• [Requirement] Repeat each entry in full, exactly.

─── Items ───

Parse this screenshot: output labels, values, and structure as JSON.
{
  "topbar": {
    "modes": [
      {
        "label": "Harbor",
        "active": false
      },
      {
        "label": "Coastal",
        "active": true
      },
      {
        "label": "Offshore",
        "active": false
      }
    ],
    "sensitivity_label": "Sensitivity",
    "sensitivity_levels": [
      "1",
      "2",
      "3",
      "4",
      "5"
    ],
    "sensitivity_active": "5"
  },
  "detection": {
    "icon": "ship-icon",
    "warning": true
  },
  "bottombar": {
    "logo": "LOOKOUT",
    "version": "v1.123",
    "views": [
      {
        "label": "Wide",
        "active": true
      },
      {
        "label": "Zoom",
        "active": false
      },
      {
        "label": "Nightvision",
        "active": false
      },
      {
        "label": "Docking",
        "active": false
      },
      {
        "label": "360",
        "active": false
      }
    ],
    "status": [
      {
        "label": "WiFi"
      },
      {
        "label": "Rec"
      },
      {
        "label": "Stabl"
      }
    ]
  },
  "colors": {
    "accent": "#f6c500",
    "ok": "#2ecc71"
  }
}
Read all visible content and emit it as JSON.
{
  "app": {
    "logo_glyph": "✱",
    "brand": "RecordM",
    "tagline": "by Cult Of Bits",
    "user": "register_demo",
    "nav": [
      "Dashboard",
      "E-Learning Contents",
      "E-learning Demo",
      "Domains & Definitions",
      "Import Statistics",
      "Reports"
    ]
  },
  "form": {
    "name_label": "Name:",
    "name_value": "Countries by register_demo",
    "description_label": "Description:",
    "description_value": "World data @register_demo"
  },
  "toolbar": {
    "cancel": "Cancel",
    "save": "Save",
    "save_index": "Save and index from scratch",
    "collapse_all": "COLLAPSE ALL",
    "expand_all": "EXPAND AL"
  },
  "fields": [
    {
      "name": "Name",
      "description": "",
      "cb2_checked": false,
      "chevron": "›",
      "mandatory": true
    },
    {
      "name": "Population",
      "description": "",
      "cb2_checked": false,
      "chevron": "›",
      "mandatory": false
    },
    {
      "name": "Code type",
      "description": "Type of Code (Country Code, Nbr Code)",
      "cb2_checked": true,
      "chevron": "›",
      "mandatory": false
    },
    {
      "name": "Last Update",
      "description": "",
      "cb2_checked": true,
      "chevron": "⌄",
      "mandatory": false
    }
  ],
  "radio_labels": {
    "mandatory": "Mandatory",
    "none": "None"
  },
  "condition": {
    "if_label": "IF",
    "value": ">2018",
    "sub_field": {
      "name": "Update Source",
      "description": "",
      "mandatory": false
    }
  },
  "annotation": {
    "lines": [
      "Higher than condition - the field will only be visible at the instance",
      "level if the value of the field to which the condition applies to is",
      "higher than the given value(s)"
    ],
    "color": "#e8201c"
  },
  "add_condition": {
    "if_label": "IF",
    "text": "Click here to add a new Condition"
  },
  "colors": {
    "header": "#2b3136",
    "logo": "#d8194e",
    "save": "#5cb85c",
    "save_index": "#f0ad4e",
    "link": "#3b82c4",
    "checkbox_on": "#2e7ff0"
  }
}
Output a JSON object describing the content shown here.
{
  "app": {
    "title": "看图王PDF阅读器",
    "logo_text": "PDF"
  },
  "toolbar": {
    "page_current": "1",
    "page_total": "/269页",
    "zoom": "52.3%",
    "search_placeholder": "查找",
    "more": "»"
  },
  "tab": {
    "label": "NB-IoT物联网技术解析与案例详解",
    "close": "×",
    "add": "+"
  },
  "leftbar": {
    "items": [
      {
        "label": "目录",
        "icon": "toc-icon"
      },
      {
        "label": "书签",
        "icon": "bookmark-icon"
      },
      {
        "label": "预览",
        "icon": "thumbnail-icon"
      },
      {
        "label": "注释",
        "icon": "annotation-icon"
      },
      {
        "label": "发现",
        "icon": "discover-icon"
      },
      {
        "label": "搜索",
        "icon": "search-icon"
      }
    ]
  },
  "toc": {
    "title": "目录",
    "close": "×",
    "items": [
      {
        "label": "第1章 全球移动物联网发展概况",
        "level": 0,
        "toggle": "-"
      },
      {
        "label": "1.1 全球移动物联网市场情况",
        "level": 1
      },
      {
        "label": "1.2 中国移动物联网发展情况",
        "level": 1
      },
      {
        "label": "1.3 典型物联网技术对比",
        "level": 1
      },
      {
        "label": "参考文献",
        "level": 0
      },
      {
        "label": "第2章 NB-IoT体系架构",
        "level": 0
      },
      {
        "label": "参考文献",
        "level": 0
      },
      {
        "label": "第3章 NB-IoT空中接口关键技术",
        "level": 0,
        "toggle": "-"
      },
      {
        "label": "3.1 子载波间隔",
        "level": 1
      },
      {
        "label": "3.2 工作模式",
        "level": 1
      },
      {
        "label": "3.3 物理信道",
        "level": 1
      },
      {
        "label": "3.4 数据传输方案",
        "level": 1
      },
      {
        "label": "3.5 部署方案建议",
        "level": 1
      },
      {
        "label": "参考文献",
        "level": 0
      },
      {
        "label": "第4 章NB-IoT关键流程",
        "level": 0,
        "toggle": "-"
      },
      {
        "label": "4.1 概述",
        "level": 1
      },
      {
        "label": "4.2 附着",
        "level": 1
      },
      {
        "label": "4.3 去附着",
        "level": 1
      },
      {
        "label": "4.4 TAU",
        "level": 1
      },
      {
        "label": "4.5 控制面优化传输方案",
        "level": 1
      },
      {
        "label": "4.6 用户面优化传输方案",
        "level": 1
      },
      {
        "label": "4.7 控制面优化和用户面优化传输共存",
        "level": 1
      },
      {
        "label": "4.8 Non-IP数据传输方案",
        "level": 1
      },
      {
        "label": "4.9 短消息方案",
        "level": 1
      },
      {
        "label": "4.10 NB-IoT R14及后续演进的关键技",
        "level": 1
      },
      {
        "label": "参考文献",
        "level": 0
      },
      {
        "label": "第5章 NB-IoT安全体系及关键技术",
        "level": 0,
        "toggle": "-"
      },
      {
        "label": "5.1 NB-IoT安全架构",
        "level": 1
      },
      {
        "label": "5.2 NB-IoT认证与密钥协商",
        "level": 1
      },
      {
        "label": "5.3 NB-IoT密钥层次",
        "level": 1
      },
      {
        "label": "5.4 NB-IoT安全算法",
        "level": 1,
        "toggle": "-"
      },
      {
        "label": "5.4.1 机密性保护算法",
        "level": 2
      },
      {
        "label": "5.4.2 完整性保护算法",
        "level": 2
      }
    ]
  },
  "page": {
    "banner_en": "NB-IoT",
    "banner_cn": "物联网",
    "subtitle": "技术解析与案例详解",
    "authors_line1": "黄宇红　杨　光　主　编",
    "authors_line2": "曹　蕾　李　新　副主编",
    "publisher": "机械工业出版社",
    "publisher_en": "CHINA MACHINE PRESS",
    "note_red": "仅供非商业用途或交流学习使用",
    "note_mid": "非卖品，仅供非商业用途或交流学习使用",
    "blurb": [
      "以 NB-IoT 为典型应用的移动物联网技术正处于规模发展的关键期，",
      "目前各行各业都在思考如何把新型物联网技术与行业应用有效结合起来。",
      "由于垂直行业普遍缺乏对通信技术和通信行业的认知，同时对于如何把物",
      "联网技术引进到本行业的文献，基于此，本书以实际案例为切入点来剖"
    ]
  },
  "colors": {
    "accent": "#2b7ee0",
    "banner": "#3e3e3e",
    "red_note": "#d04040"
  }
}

───

• [Exercise answer]
Parse this screenshot: output labels, values, and structure as JSON.
{
  "topbar": {
    "modes": [
      {
        "label": "Harbor",
        "active": false
      },
      {
        "label": "Coastal",
        "active": true
      },
      {
        "label": "Offshore",
        "active": false
      }
    ],
    "sensitivity_label": "Sensitivity",
    "sensitivity_levels": [
      "1",
      "2",
      "3",
      "4",
      "5"
    ],
    "sensitivity_active": "5"
  },
  "detection": {
    "icon": "ship-icon",
    "warning": true
  },
  "bottombar": {
    "logo": "LOOKOUT",
    "version": "v1.123",
    "views": [
      {
        "label": "Wide",
        "active": true
      },
      {
        "label": "Zoom",
        "active": false
      },
      {
        "label": "Nightvision",
        "active": false
      },
      {
        "label": "Docking",
        "active": false
      },
      {
        "label": "360",
        "active": false
      }
    ],
    "status": [
      {
        "label": "WiFi"
      },
      {
        "label": "Rec"
      },
      {
        "label": "Stabl"
      }
    ]
  },
  "colors": {
    "accent": "#f6c500",
    "ok": "#2ecc71"
  }
}
Read all visible content and emit it as JSON.
{
  "app": {
    "logo_glyph": "✱",
    "brand": "RecordM",
    "tagline": "by Cult Of Bits",
    "user": "register_demo",
    "nav": [
      "Dashboard",
      "E-Learning Contents",
      "E-learning Demo",
      "Domains & Definitions",
      "Import Statistics",
      "Reports"
    ]
  },
  "form": {
    "name_label": "Name:",
    "name_value": "Countries by register_demo",
    "description_label": "Description:",
    "description_value": "World data @register_demo"
  },
  "toolbar": {
    "cancel": "Cancel",
    "save": "Save",
    "save_index": "Save and index from scratch",
    "collapse_all": "COLLAPSE ALL",
    "expand_all": "EXPAND AL"
  },
  "fields": [
    {
      "name": "Name",
      "description": "",
      "cb2_checked": false,
      "chevron": "›",
      "mandatory": true
    },
    {
      "name": "Population",
      "description": "",
      "cb2_checked": false,
      "chevron": "›",
      "mandatory": false
    },
    {
      "name": "Code type",
      "description": "Type of Code (Country Code, Nbr Code)",
      "cb2_checked": true,
      "chevron": "›",
      "mandatory": false
    },
    {
      "name": "Last Update",
      "description": "",
      "cb2_checked": true,
      "chevron": "⌄",
      "mandatory": false
    }
  ],
  "radio_labels": {
    "mandatory": "Mandatory",
    "none": "None"
  },
  "condition": {
    "if_label": "IF",
    "value": ">2018",
    "sub_field": {
      "name": "Update Source",
      "description": "",
      "mandatory": false
    }
  },
  "annotation": {
    "lines": [
      "Higher than condition - the field will only be visible at the instance",
      "level if the value of the field to which the condition applies to is",
      "higher than the given value(s)"
    ],
    "color": "#e8201c"
  },
  "add_condition": {
    "if_label": "IF",
    "text": "Click here to add a new Condition"
  },
  "colors": {
    "header": "#2b3136",
    "logo": "#d8194e",
    "save": "#5cb85c",
    "save_index": "#f0ad4e",
    "link": "#3b82c4",
    "checkbox_on": "#2e7ff0"
  }
}
Output a JSON object describing the content shown here.
{
  "app": {
    "title": "看图王PDF阅读器",
    "logo_text": "PDF"
  },
  "toolbar": {
    "page_current": "1",
    "page_total": "/269页",
    "zoom": "52.3%",
    "search_placeholder": "查找",
    "more": "»"
  },
  "tab": {
    "label": "NB-IoT物联网技术解析与案例详解",
    "close": "×",
    "add": "+"
  },
  "leftbar": {
    "items": [
      {
        "label": "目录",
        "icon": "toc-icon"
      },
      {
        "label": "书签",
        "icon": "bookmark-icon"
      },
      {
        "label": "预览",
        "icon": "thumbnail-icon"
      },
      {
        "label": "注释",
        "icon": "annotation-icon"
      },
      {
        "label": "发现",
        "icon": "discover-icon"
      },
      {
        "label": "搜索",
        "icon": "search-icon"
      }
    ]
  },
  "toc": {
    "title": "目录",
    "close": "×",
    "items": [
      {
        "label": "第1章 全球移动物联网发展概况",
        "level": 0,
        "toggle": "-"
      },
      {
        "label": "1.1 全球移动物联网市场情况",
        "level": 1
      },
      {
        "label": "1.2 中国移动物联网发展情况",
        "level": 1
      },
      {
        "label": "1.3 典型物联网技术对比",
        "level": 1
      },
      {
        "label": "参考文献",
        "level": 0
      },
      {
        "label": "第2章 NB-IoT体系架构",
        "level": 0
      },
      {
        "label": "参考文献",
        "level": 0
      },
      {
        "label": "第3章 NB-IoT空中接口关键技术",
        "level": 0,
        "toggle": "-"
      },
      {
        "label": "3.1 子载波间隔",
        "level": 1
      },
      {
        "label": "3.2 工作模式",
        "level": 1
      },
      {
        "label": "3.3 物理信道",
        "level": 1
      },
      {
        "label": "3.4 数据传输方案",
        "level": 1
      },
      {
        "label": "3.5 部署方案建议",
        "level": 1
      },
      {
        "label": "参考文献",
        "level": 0
      },
      {
        "label": "第4 章NB-IoT关键流程",
        "level": 0,
        "toggle": "-"
      },
      {
        "label": "4.1 概述",
        "level": 1
      },
      {
        "label": "4.2 附着",
        "level": 1
      },
      {
        "label": "4.3 去附着",
        "level": 1
      },
      {
        "label": "4.4 TAU",
        "level": 1
      },
      {
        "label": "4.5 控制面优化传输方案",
        "level": 1
      },
      {
        "label": "4.6 用户面优化传输方案",
        "level": 1
      },
      {
        "label": "4.7 控制面优化和用户面优化传输共存",
        "level": 1
      },
      {
        "label": "4.8 Non-IP数据传输方案",
        "level": 1
      },
      {
        "label": "4.9 短消息方案",
        "level": 1
      },
      {
        "label": "4.10 NB-IoT R14及后续演进的关键技",
        "level": 1
      },
      {
        "label": "参考文献",
        "level": 0
      },
      {
        "label": "第5章 NB-IoT安全体系及关键技术",
        "level": 0,
        "toggle": "-"
      },
      {
        "label": "5.1 NB-IoT安全架构",
        "level": 1
      },
      {
        "label": "5.2 NB-IoT认证与密钥协商",
        "level": 1
      },
      {
        "label": "5.3 NB-IoT密钥层次",
        "level": 1
      },
      {
        "label": "5.4 NB-IoT安全算法",
        "level": 1,
        "toggle": "-"
      },
      {
        "label": "5.4.1 机密性保护算法",
        "level": 2
      },
      {
        "label": "5.4.2 完整性保护算法",
        "level": 2
      }
    ]
  },
  "page": {
    "banner_en": "NB-IoT",
    "banner_cn": "物联网",
    "subtitle": "技术解析与案例详解",
    "authors_line1": "黄宇红　杨　光　主　编",
    "authors_line2": "曹　蕾　李　新　副主编",
    "publisher": "机械工业出版社",
    "publisher_en": "CHINA MACHINE PRESS",
    "note_red": "仅供非商业用途或交流学习使用",
    "note_mid": "非卖品，仅供非商业用途或交流学习使用",
    "blurb": [
      "以 NB-IoT 为典型应用的移动物联网技术正处于规模发展的关键期，",
      "目前各行各业都在思考如何把新型物联网技术与行业应用有效结合起来。",
      "由于垂直行业普遍缺乏对通信技术和通信行业的认知，同时对于如何把物",
      "联网技术引进到本行业的文献，基于此，本书以实际案例为切入点来剖"
    ]
  },
  "colors": {
    "accent": "#2b7ee0",
    "banner": "#3e3e3e",
    "red_note": "#d04040"
  }
}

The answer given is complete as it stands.